INSTRUCTIONS TO FOLLOW
Scan the lines below for the string "data" and copy every one that has it.

GIVEN RECORDS

:::

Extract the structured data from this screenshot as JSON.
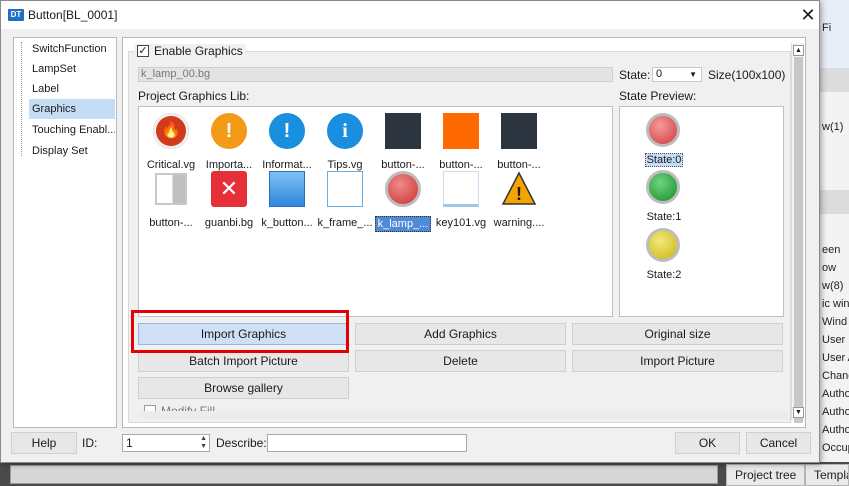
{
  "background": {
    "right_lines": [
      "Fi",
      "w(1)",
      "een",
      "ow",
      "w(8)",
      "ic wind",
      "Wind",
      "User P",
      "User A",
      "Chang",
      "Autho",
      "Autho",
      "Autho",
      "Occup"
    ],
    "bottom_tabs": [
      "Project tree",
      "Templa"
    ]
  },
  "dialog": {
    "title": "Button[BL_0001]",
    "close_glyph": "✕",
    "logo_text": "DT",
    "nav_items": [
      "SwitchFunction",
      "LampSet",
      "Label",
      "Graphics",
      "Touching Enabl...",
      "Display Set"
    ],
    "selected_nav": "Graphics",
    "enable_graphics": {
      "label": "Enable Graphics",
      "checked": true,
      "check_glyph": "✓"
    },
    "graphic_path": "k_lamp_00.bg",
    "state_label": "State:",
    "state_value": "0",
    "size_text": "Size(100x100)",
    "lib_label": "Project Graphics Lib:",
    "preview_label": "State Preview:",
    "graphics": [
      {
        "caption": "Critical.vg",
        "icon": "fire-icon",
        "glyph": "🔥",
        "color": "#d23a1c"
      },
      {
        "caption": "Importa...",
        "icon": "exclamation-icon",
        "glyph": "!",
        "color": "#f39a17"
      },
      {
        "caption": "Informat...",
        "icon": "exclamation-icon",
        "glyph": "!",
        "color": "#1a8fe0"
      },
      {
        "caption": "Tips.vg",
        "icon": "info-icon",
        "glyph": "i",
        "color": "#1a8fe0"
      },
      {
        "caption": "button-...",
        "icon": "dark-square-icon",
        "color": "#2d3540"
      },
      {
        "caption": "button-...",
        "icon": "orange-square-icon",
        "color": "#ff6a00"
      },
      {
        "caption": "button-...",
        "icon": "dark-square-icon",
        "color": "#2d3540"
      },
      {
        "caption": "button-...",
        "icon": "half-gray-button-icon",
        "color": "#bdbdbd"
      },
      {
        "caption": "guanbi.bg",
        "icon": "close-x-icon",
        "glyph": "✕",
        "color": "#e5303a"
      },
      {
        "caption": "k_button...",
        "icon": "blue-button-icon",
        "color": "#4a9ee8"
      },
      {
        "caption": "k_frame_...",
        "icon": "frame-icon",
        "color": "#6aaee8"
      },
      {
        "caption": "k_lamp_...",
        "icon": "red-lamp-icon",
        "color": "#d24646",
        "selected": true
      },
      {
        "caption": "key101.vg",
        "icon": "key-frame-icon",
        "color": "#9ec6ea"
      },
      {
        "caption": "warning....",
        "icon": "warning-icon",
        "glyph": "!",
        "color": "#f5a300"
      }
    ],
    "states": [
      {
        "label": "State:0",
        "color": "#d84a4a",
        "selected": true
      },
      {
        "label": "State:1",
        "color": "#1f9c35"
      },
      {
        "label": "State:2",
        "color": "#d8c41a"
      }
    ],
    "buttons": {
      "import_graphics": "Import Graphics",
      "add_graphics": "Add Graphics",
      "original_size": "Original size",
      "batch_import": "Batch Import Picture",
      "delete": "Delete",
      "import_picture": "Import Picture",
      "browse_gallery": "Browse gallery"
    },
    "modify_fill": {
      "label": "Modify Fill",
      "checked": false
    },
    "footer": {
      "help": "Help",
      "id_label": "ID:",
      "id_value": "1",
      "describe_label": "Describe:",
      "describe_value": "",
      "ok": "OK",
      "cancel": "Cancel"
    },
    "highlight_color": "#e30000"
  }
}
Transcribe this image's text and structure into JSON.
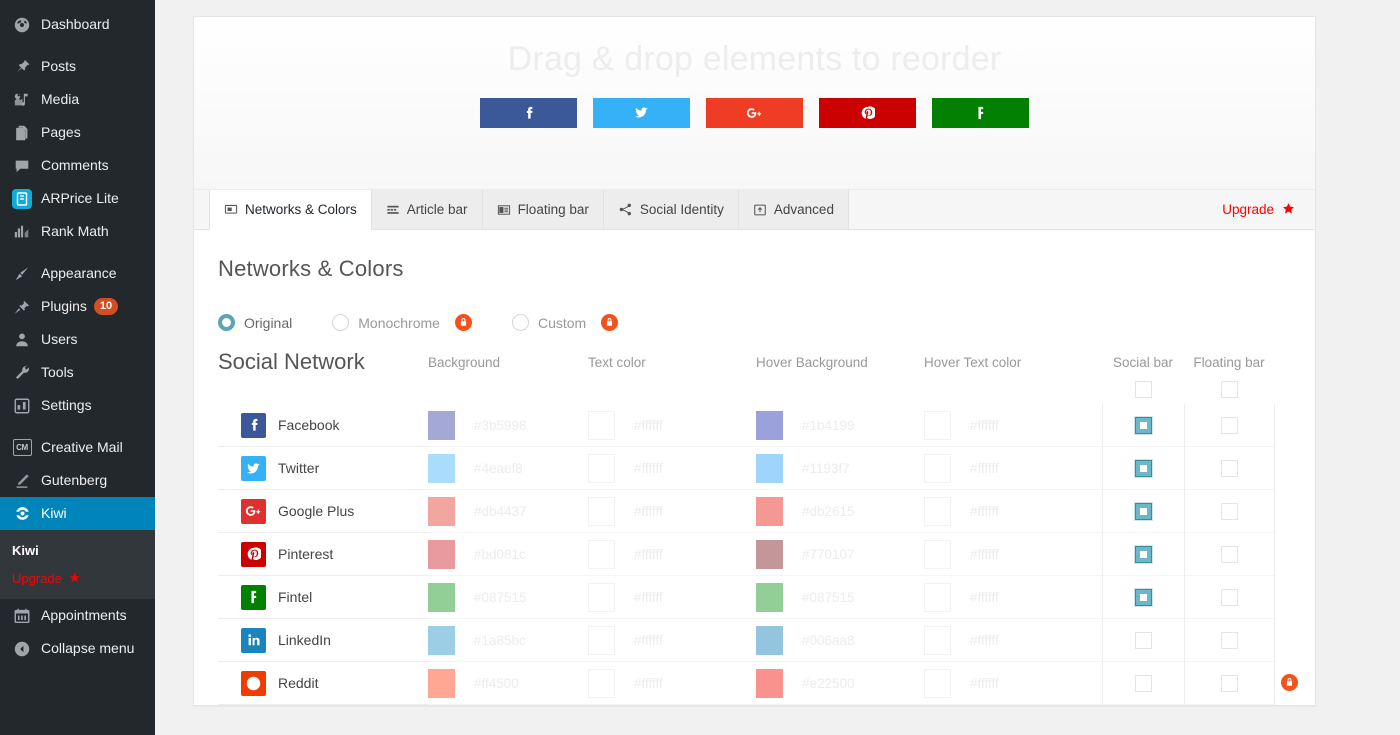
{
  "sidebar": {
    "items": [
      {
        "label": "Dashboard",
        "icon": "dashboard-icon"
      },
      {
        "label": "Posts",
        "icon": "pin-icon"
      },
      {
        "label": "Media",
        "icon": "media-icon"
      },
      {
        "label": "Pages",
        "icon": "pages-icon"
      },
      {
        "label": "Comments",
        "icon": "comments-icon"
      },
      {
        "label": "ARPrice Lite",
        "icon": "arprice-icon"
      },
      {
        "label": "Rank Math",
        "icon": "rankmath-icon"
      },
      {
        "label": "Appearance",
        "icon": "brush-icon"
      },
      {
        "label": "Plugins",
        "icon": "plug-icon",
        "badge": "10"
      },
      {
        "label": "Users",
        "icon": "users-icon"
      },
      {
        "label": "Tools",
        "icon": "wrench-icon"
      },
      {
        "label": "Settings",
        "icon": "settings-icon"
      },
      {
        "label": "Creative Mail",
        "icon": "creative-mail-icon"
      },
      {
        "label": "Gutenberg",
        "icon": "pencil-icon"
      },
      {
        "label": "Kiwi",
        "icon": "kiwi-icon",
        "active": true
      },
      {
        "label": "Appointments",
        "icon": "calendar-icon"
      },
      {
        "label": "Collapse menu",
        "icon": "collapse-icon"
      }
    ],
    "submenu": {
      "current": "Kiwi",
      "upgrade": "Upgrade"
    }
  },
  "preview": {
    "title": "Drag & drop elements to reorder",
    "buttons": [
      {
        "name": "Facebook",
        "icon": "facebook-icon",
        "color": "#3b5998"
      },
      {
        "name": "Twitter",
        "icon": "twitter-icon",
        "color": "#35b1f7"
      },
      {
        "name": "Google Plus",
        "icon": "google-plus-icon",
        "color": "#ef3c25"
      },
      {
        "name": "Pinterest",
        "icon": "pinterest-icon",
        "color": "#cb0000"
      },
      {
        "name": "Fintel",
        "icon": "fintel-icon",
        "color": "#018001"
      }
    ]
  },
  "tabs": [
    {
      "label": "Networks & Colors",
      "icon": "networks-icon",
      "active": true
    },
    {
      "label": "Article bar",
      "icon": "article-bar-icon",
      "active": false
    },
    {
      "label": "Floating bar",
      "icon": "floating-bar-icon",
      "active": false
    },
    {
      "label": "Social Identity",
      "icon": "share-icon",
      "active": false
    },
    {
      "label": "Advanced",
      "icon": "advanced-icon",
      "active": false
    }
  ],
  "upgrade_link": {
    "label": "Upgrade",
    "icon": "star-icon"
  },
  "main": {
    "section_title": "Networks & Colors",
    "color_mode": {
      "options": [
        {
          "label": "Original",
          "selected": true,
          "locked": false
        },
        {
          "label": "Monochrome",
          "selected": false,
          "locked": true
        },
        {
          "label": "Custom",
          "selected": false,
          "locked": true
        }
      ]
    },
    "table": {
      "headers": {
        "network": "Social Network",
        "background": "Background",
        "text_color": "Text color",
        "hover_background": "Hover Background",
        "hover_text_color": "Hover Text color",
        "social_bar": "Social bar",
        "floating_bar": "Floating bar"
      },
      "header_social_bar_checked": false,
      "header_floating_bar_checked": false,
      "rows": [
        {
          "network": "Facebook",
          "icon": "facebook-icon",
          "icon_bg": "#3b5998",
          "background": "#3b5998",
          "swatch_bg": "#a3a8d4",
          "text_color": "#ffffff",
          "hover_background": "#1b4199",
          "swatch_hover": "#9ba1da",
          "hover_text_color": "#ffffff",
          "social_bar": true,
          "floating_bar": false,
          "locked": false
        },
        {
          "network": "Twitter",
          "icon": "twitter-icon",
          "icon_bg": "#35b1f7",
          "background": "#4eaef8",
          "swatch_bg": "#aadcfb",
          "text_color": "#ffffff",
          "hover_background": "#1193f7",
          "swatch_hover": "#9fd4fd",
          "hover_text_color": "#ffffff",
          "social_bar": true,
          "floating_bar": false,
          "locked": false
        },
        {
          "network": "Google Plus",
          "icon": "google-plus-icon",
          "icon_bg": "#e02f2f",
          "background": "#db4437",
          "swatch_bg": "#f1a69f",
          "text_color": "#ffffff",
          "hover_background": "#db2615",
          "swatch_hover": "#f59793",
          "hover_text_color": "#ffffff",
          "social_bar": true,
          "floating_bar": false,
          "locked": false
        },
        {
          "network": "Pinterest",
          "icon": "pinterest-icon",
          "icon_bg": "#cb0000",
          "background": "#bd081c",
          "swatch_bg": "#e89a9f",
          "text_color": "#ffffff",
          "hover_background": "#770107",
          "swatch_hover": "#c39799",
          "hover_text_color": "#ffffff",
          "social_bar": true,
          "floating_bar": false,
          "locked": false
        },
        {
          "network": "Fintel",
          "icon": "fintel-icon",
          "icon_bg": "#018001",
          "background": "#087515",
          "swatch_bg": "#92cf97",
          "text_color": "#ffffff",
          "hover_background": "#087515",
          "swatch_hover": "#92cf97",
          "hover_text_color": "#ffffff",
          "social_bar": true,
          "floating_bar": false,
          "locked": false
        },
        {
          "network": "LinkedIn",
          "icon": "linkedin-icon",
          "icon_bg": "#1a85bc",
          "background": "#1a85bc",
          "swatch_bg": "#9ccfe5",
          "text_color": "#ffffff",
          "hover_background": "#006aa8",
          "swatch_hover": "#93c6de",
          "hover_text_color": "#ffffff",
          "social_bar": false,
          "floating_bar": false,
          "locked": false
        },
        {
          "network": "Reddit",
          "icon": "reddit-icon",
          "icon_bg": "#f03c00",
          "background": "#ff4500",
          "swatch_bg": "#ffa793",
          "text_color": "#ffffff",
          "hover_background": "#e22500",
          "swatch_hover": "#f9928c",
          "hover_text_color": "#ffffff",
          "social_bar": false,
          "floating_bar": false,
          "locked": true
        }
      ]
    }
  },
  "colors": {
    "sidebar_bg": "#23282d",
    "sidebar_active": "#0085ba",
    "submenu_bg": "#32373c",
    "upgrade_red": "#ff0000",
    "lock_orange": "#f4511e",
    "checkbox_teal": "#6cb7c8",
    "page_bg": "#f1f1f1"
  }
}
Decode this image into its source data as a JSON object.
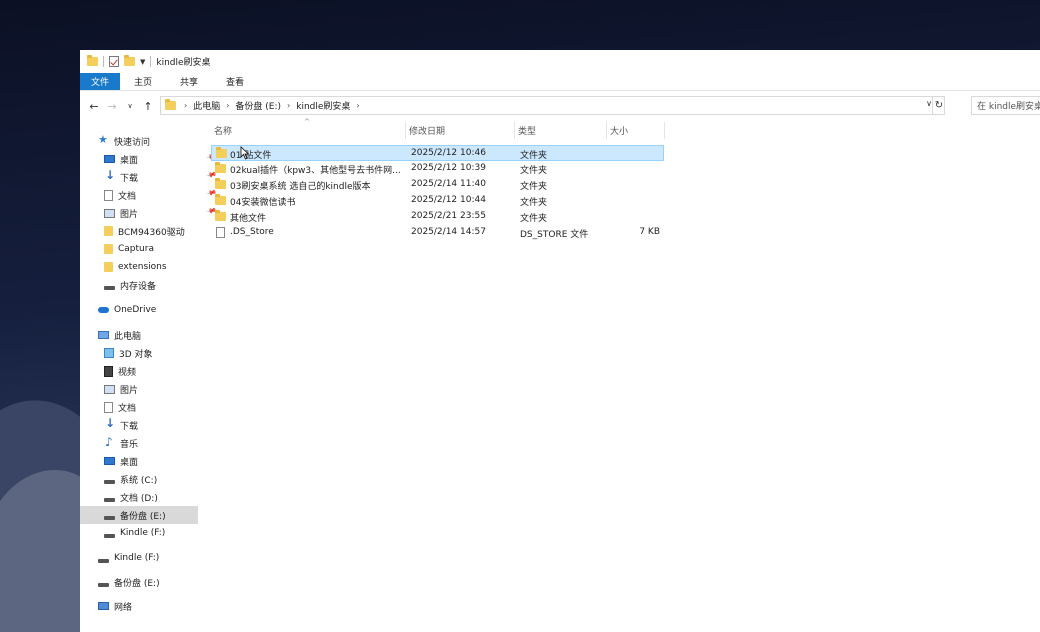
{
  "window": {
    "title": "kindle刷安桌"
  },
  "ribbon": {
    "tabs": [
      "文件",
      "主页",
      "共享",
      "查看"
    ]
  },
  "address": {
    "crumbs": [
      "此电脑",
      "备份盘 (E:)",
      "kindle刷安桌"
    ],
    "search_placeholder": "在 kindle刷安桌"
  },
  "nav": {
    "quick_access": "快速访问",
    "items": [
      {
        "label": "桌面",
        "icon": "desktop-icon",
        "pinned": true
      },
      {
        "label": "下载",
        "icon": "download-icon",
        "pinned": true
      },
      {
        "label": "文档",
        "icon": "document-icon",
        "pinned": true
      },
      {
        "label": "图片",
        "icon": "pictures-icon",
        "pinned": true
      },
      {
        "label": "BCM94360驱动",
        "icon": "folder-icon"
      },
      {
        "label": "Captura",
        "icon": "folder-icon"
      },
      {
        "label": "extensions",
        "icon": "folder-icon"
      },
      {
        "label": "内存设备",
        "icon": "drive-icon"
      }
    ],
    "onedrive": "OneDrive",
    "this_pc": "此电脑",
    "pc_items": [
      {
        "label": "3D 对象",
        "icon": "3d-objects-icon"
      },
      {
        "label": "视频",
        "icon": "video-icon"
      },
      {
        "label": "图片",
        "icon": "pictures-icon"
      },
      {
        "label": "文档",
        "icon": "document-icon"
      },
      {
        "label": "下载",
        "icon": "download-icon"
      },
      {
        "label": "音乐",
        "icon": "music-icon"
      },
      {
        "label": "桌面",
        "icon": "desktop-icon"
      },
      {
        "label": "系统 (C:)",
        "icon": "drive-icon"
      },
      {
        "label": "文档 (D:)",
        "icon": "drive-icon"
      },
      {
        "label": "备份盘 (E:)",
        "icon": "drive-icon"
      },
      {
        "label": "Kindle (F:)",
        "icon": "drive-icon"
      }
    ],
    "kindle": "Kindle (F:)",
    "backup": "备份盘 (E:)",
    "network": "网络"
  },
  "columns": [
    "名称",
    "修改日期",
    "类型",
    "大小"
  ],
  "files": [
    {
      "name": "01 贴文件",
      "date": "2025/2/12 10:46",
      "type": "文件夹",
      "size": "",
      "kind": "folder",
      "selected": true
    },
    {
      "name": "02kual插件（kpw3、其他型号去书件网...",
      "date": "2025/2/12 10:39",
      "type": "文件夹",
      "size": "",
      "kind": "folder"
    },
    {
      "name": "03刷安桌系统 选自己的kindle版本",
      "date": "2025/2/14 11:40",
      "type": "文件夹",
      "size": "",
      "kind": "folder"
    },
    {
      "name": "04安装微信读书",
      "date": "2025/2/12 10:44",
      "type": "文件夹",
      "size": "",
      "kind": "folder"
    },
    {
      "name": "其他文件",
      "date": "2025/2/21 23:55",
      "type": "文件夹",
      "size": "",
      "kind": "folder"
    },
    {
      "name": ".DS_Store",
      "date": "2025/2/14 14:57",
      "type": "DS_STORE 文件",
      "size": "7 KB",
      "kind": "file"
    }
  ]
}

:::

EXERCISE RESULT
Extract the structured data from this screenshot as JSON.
Decode this image into its source data as a JSON object.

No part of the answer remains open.